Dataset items

▼

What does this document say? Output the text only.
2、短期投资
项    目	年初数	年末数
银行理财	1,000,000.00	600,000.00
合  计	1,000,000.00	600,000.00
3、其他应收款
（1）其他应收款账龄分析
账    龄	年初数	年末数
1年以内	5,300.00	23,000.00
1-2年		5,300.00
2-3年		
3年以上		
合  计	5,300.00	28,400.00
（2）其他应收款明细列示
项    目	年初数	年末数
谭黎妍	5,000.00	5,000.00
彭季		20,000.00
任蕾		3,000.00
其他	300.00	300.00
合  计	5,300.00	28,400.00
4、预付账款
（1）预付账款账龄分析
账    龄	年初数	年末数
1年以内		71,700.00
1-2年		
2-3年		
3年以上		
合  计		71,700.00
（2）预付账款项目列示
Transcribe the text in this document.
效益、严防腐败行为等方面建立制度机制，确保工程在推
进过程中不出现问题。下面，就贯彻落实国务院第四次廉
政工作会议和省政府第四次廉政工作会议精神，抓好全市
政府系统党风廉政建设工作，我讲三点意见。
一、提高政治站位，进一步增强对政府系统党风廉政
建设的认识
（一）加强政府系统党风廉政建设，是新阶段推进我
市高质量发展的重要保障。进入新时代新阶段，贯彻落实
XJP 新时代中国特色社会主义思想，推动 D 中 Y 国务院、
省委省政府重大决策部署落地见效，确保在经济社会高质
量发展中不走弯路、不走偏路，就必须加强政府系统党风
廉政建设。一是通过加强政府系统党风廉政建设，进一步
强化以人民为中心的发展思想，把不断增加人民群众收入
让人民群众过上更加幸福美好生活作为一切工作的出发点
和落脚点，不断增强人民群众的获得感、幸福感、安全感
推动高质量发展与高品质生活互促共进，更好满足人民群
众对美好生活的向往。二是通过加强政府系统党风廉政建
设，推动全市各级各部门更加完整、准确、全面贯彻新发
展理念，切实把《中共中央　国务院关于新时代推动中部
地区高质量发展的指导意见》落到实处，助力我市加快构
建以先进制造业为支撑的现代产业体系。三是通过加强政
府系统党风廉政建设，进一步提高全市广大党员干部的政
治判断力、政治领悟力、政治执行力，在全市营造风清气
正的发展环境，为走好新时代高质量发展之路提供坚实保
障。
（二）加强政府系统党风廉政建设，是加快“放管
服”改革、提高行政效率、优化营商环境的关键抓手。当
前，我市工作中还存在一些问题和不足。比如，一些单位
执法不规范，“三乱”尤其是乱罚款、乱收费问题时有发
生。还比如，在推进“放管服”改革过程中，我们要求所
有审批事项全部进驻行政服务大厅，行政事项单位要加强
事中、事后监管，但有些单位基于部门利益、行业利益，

▲

[Given instruction]
Please repeat the material above, word for word and in full.

[Exercise result]
What does this document say? Output the text only.
2、短期投资
项    目	年初数	年末数
银行理财	1,000,000.00	600,000.00
合  计	1,000,000.00	600,000.00
3、其他应收款
（1）其他应收款账龄分析
账    龄	年初数	年末数
1年以内	5,300.00	23,000.00
1-2年		5,300.00
2-3年		
3年以上		
合  计	5,300.00	28,400.00
（2）其他应收款明细列示
项    目	年初数	年末数
谭黎妍	5,000.00	5,000.00
彭季		20,000.00
任蕾		3,000.00
其他	300.00	300.00
合  计	5,300.00	28,400.00
4、预付账款
（1）预付账款账龄分析
账    龄	年初数	年末数
1年以内		71,700.00
1-2年		
2-3年		
3年以上		
合  计		71,700.00
（2）预付账款项目列示
Transcribe the text in this document.
效益、严防腐败行为等方面建立制度机制，确保工程在推
进过程中不出现问题。下面，就贯彻落实国务院第四次廉
政工作会议和省政府第四次廉政工作会议精神，抓好全市
政府系统党风廉政建设工作，我讲三点意见。
一、提高政治站位，进一步增强对政府系统党风廉政
建设的认识
（一）加强政府系统党风廉政建设，是新阶段推进我
市高质量发展的重要保障。进入新时代新阶段，贯彻落实
XJP 新时代中国特色社会主义思想，推动 D 中 Y 国务院、
省委省政府重大决策部署落地见效，确保在经济社会高质
量发展中不走弯路、不走偏路，就必须加强政府系统党风
廉政建设。一是通过加强政府系统党风廉政建设，进一步
强化以人民为中心的发展思想，把不断增加人民群众收入
让人民群众过上更加幸福美好生活作为一切工作的出发点
和落脚点，不断增强人民群众的获得感、幸福感、安全感
推动高质量发展与高品质生活互促共进，更好满足人民群
众对美好生活的向往。二是通过加强政府系统党风廉政建
设，推动全市各级各部门更加完整、准确、全面贯彻新发
展理念，切实把《中共中央　国务院关于新时代推动中部
地区高质量发展的指导意见》落到实处，助力我市加快构
建以先进制造业为支撑的现代产业体系。三是通过加强政
府系统党风廉政建设，进一步提高全市广大党员干部的政
治判断力、政治领悟力、政治执行力，在全市营造风清气
正的发展环境，为走好新时代高质量发展之路提供坚实保
障。
（二）加强政府系统党风廉政建设，是加快“放管
服”改革、提高行政效率、优化营商环境的关键抓手。当
前，我市工作中还存在一些问题和不足。比如，一些单位
执法不规范，“三乱”尤其是乱罚款、乱收费问题时有发
生。还比如，在推进“放管服”改革过程中，我们要求所
有审批事项全部进驻行政服务大厅，行政事项单位要加强
事中、事后监管，但有些单位基于部门利益、行业利益，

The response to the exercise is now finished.